▶ _PROBLEM STATEMENT_: Repeat the data word for word. Do not include the pictures.

# start of ENTRIES SHOWN

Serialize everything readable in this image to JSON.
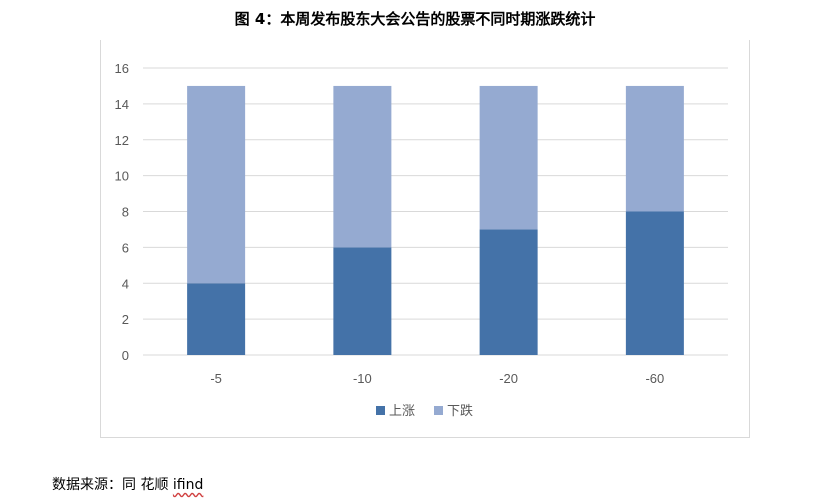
{
  "title": "图 4：本周发布股东大会公告的股票不同时期涨跌统计",
  "source_label": "数据来源：同 花顺 ",
  "source_brand": "ifind",
  "colors": {
    "up": "#4472a8",
    "down": "#95aad1",
    "grid": "#d9d9d9",
    "axis_text": "#595959"
  },
  "chart_data": {
    "type": "bar",
    "stacked": true,
    "categories": [
      "-5",
      "-10",
      "-20",
      "-60"
    ],
    "series": [
      {
        "name": "上涨",
        "values": [
          4,
          6,
          7,
          8
        ]
      },
      {
        "name": "下跌",
        "values": [
          11,
          9,
          8,
          7
        ]
      }
    ],
    "ylim": [
      0,
      16
    ],
    "yticks": [
      "0",
      "2",
      "4",
      "6",
      "8",
      "10",
      "12",
      "14",
      "16"
    ],
    "grid": true,
    "legend": "bottom"
  }
}
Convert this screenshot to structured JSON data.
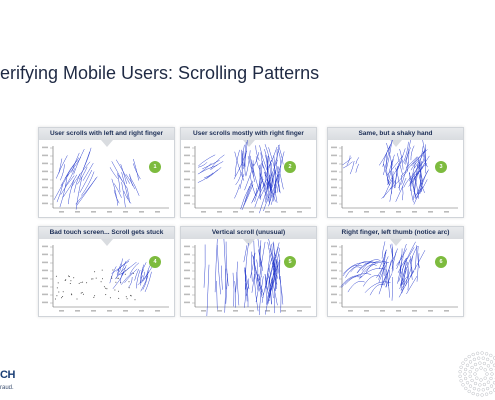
{
  "slide": {
    "title": "erifying Mobile Users: Scrolling Patterns"
  },
  "panels": [
    {
      "label": "User scrolls with left and right finger",
      "badge": "1"
    },
    {
      "label": "User scrolls mostly with right finger",
      "badge": "2"
    },
    {
      "label": "Same, but a shaky hand",
      "badge": "3"
    },
    {
      "label": "Bad touch screen... Scroll gets stuck",
      "badge": "4"
    },
    {
      "label": "Vertical scroll (unusual)",
      "badge": "5"
    },
    {
      "label": "Right finger, left thumb (notice arc)",
      "badge": "6"
    }
  ],
  "footer": {
    "logo": "CH",
    "tagline": "raud."
  },
  "colors": {
    "title": "#1f2a44",
    "stroke": "#1a2fc9",
    "badge": "#7dbb3e",
    "header": "#d9dce0"
  },
  "icons": {
    "badge": "numbered-green-circle",
    "decor": "dotted-circle-ornament"
  }
}
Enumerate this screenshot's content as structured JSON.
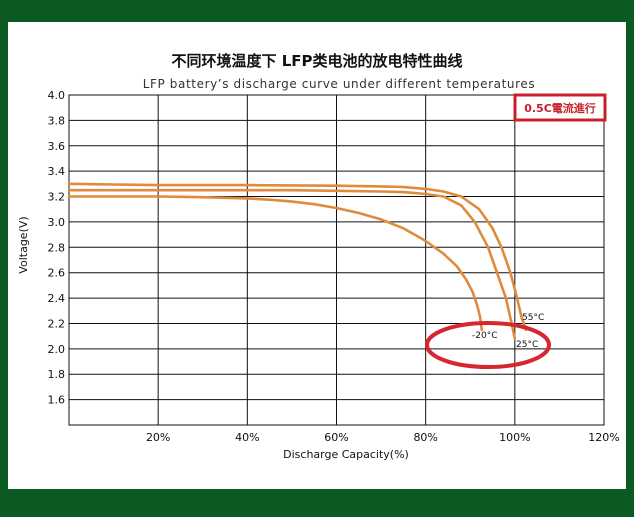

# end of ENTRIES SHOWN

▶ _RESPONSE FOR THIS EXERCISE_:
Serialize everything readable in this image to JSON.
{
  "title": "图 4：本周发布股东大会公告的股票不同时期涨跌统计",
  "source_label": "数据来源：同 花顺 ",
  "source_brand": "ifind",
  "colors": {
    "up": "#4472a8",
    "down": "#95aad1",
    "grid": "#d9d9d9",
    "axis_text": "#595959"
  },
  "chart_data": {
    "type": "bar",
    "stacked": true,
    "categories": [
      "-5",
      "-10",
      "-20",
      "-60"
    ],
    "series": [
      {
        "name": "上涨",
        "values": [
          4,
          6,
          7,
          8
        ]
      },
      {
        "name": "下跌",
        "values": [
          11,
          9,
          8,
          7
        ]
      }
    ],
    "ylim": [
      0,
      16
    ],
    "yticks": [
      "0",
      "2",
      "4",
      "6",
      "8",
      "10",
      "12",
      "14",
      "16"
    ],
    "grid": true,
    "legend": "bottom"
  }
}
Convert this screenshot to structured JSON data.
{
  "slide": {
    "title": "erifying Mobile Users: Scrolling Patterns"
  },
  "panels": [
    {
      "label": "User scrolls with left and right finger",
      "badge": "1"
    },
    {
      "label": "User scrolls mostly with right finger",
      "badge": "2"
    },
    {
      "label": "Same, but a shaky hand",
      "badge": "3"
    },
    {
      "label": "Bad touch screen... Scroll gets stuck",
      "badge": "4"
    },
    {
      "label": "Vertical scroll (unusual)",
      "badge": "5"
    },
    {
      "label": "Right finger, left thumb (notice arc)",
      "badge": "6"
    }
  ],
  "footer": {
    "logo": "CH",
    "tagline": "raud."
  },
  "colors": {
    "title": "#1f2a44",
    "stroke": "#1a2fc9",
    "badge": "#7dbb3e",
    "header": "#d9dce0"
  },
  "icons": {
    "badge": "numbered-green-circle",
    "decor": "dotted-circle-ornament"
  }
}
Enumerate this screenshot's content as structured JSON.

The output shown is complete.